DATA LINES:
#####

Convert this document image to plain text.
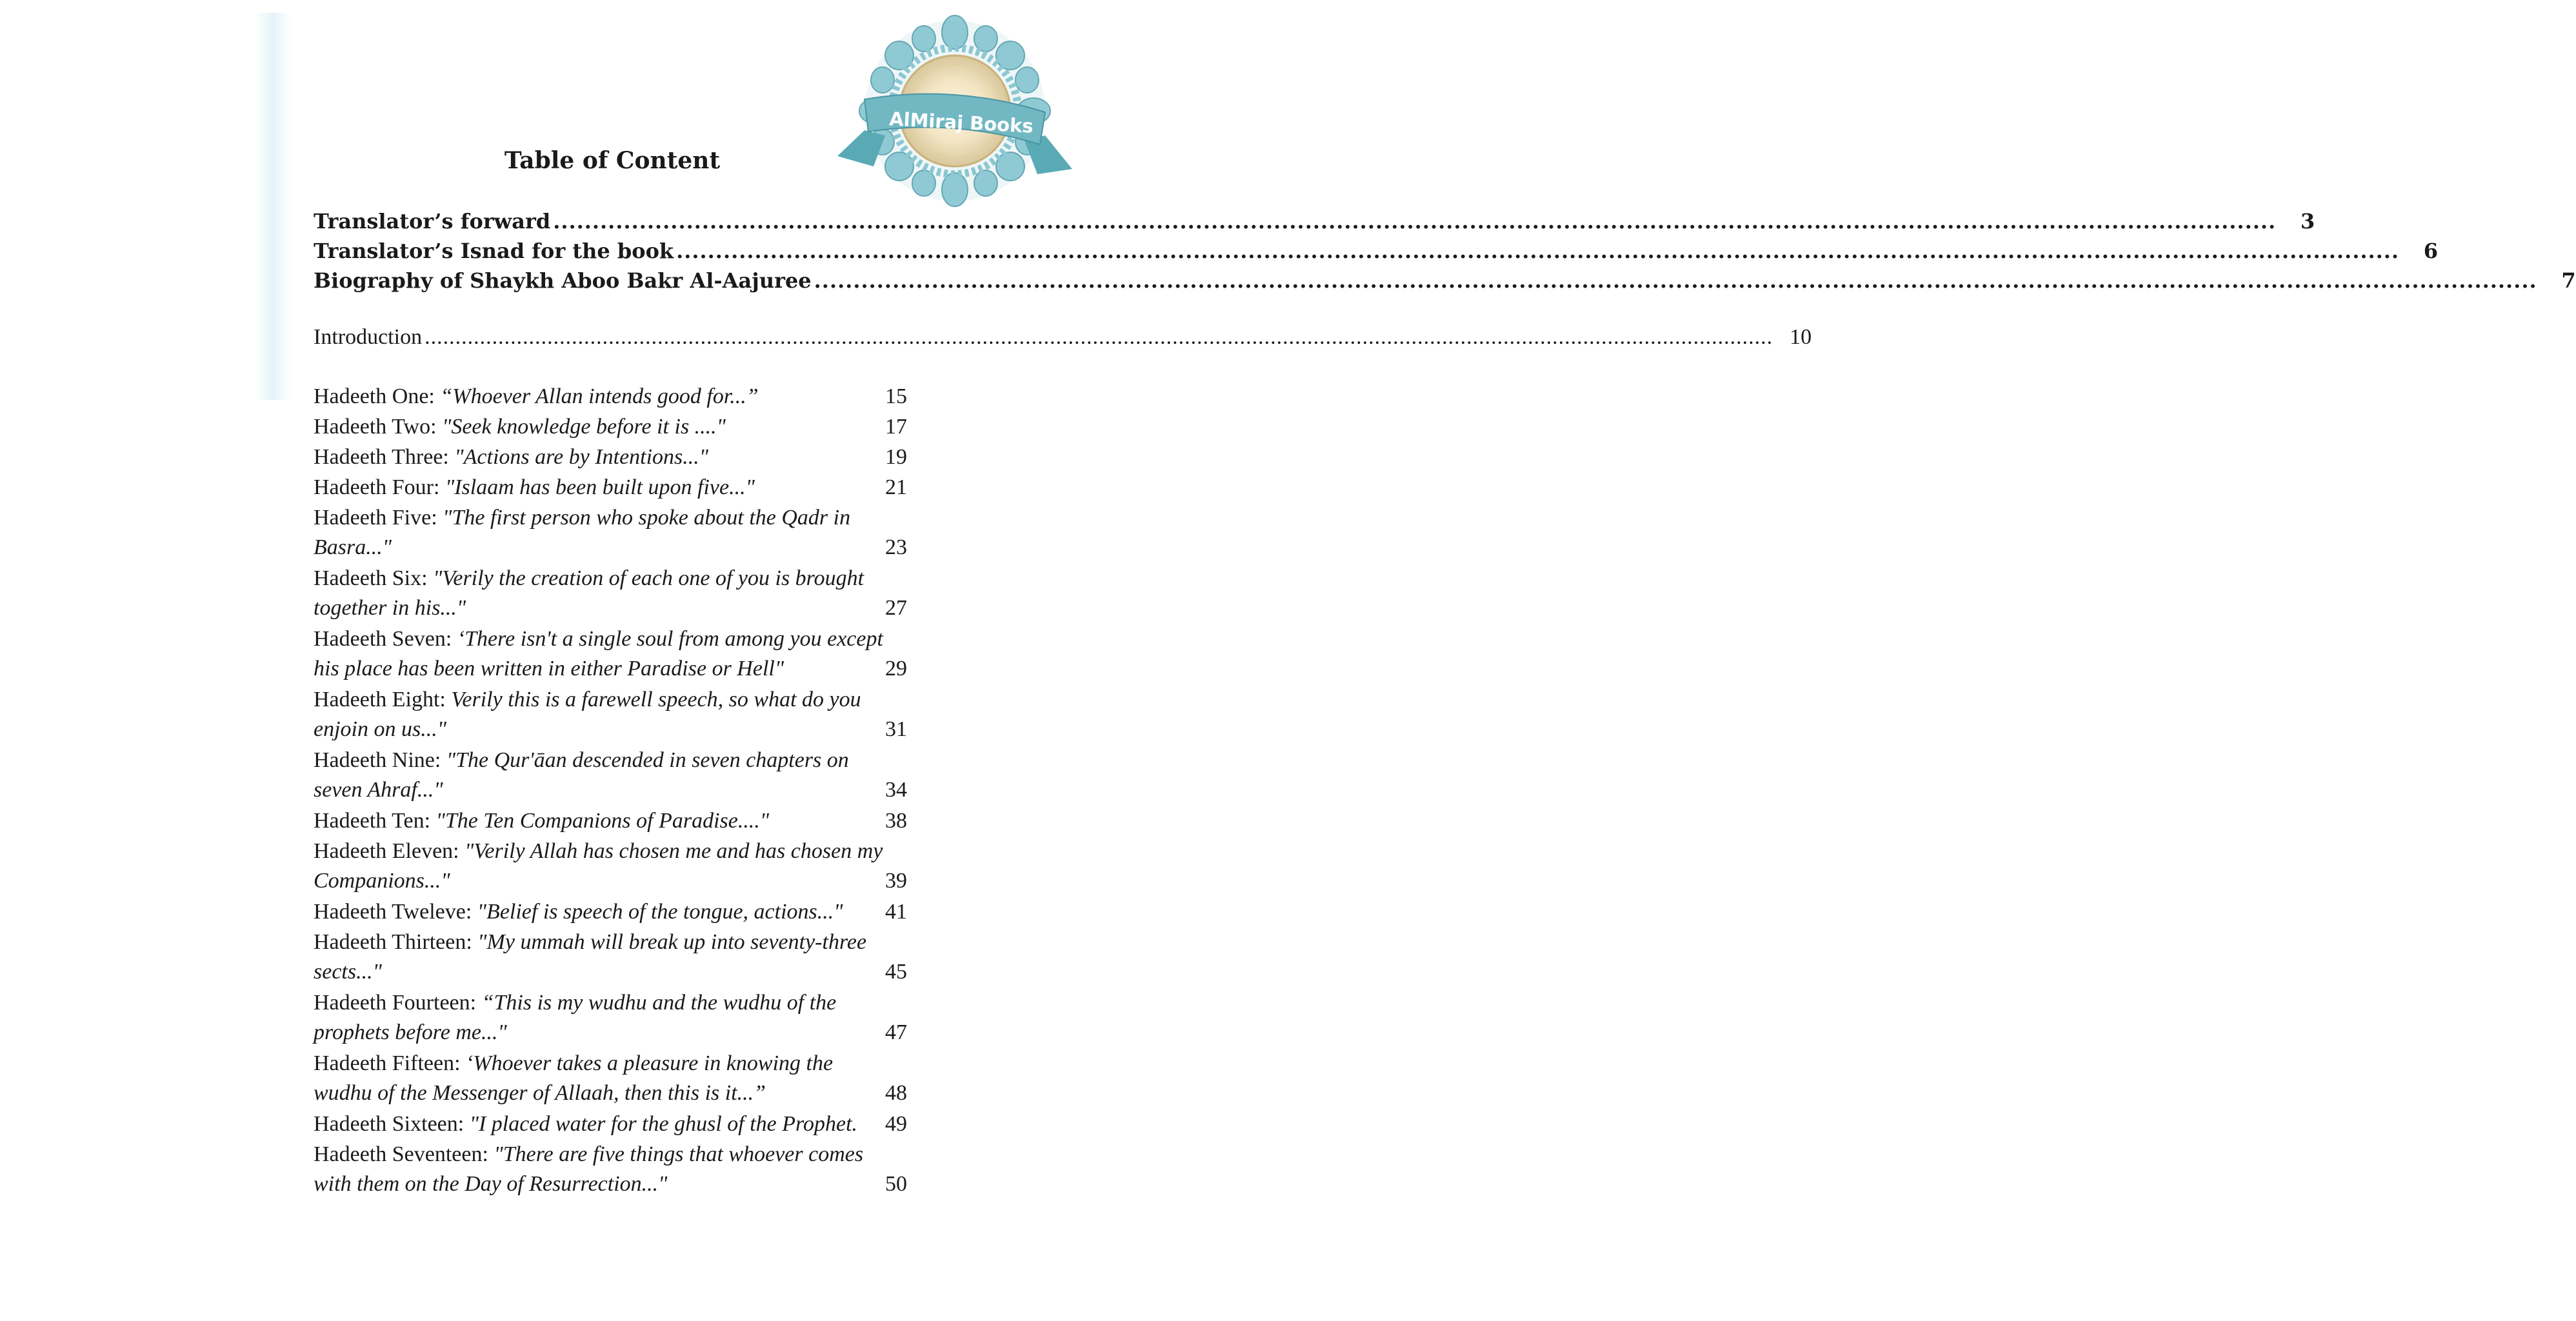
AlMiraj Books
Table of Content
Translator’s forward ............................................................................................................................................................................................................................	3
Translator’s Isnad for the book ............................................................................................................................................................................................................................	6
Biography of Shaykh Aboo Bakr Al-Aajuree ............................................................................................................................................................................................................................	7
Introduction ............................................................................................................................................................................................................................ 10
Hadeeth One: “Whoever Allan intends good for...”	15
Hadeeth Two: "Seek knowledge before it is ...."	17
Hadeeth Three: "Actions are by Intentions..."	19
Hadeeth Four: "Islaam has been built upon five..."	21
Hadeeth Five: "The first person who spoke about the Qadr in
Basra..."	23
Hadeeth Six: "Verily the creation of each one of you is brought
together in his..."	27
Hadeeth Seven: ‘There isn't a single soul from among you except
his place has been written in either Paradise or Hell"	29
Hadeeth Eight: Verily this is a farewell speech, so what do you
enjoin on us..."	31
Hadeeth Nine: "The Qur'āan descended in seven chapters on
seven Ahraf..."	34
Hadeeth Ten: "The Ten Companions of Paradise...."	38
Hadeeth Eleven: "Verily Allah has chosen me and has chosen my
Companions..."	39
Hadeeth Tweleve: "Belief is speech of the tongue, actions..."	41
Hadeeth Thirteen: "My ummah will break up into seventy-three
sects..."	45
Hadeeth Fourteen: “This is my wudhu and the wudhu of the
prophets before me..."	47
Hadeeth Fifteen: ‘Whoever takes a pleasure in knowing the
wudhu of the Messenger of Allaah, then this is it...”	48
Hadeeth Sixteen: "I placed water for the ghusl of the Prophet.	49
Hadeeth Seventeen: "There are five things that whoever comes
with them on the Day of Resurrection..."	50
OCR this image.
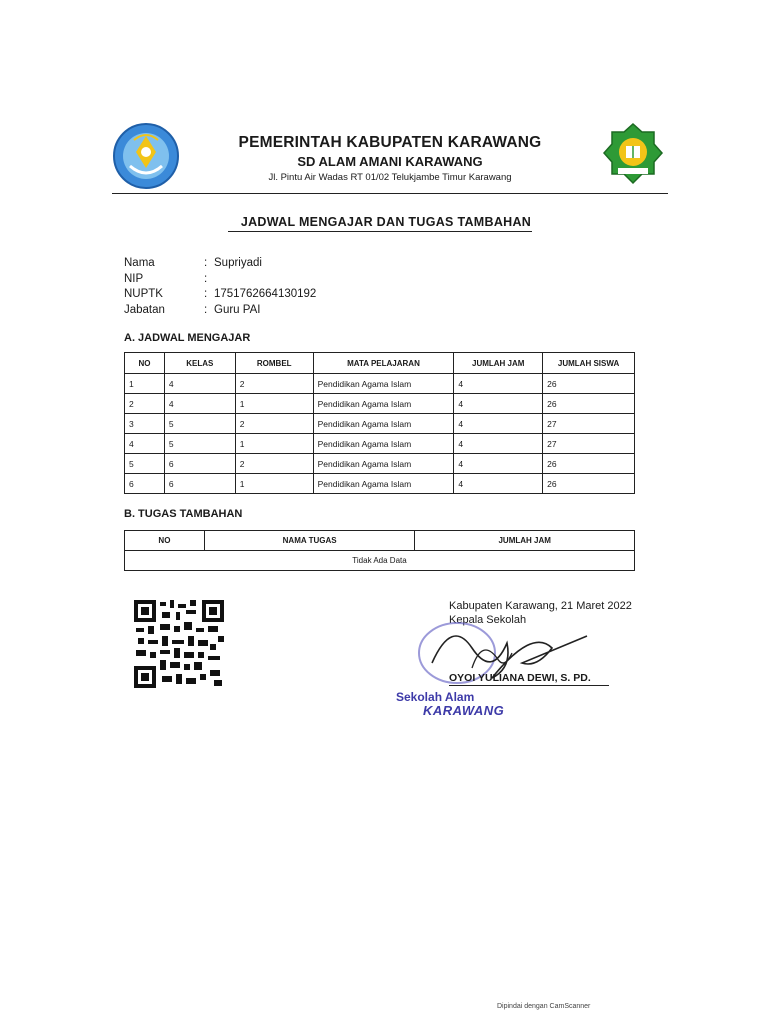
PEMERINTAH KABUPATEN KARAWANG
SD ALAM AMANI KARAWANG
Jl. Pintu Air Wadas RT 01/02 Telukjambe Timur Karawang
JADWAL MENGAJAR DAN TUGAS TAMBAHAN
Nama	: Supriyadi
NIP	:
NUPTK	: 1751762664130192
Jabatan	: Guru PAI
A. JADWAL MENGAJAR
NO	KELAS	ROMBEL	MATA PELAJARAN	JUMLAH JAM	JUMLAH SISWA
1	4	2	Pendidikan Agama Islam	4	26
2	4	1	Pendidikan Agama Islam	4	26
3	5	2	Pendidikan Agama Islam	4	27
4	5	1	Pendidikan Agama Islam	4	27
5	6	2	Pendidikan Agama Islam	4	26
6	6	1	Pendidikan Agama Islam	4	26
B. TUGAS TAMBAHAN
NO	NAMA TUGAS	JUMLAH JAM
Tidak Ada Data
Kabupaten Karawang, 21 Maret 2022
Kepala Sekolah
OYOI YULIANA DEWI, S. PD.
Sekolah Alam
KARAWANG
Dipindai dengan CamScanner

#####

EXERCISE OBJECTIVE: Copy exactly the lines from the line containing "OCR this image." through the last line of the records above, both included, and leave out any pictures.

RESULT FOR THIS TASK:
OCR this image.
PEMERINTAH KABUPATEN KARAWANG
SD ALAM AMANI KARAWANG
Jl. Pintu Air Wadas RT 01/02 Telukjambe Timur Karawang
JADWAL MENGAJAR DAN TUGAS TAMBAHAN
Nama	: Supriyadi
NIP	:
NUPTK	: 1751762664130192
Jabatan	: Guru PAI
A. JADWAL MENGAJAR
NO	KELAS	ROMBEL	MATA PELAJARAN	JUMLAH JAM	JUMLAH SISWA
1	4	2	Pendidikan Agama Islam	4	26
2	4	1	Pendidikan Agama Islam	4	26
3	5	2	Pendidikan Agama Islam	4	27
4	5	1	Pendidikan Agama Islam	4	27
5	6	2	Pendidikan Agama Islam	4	26
6	6	1	Pendidikan Agama Islam	4	26
B. TUGAS TAMBAHAN
NO	NAMA TUGAS	JUMLAH JAM
Tidak Ada Data
Kabupaten Karawang, 21 Maret 2022
Kepala Sekolah
OYOI YULIANA DEWI, S. PD.
Sekolah Alam
KARAWANG
Dipindai dengan CamScanner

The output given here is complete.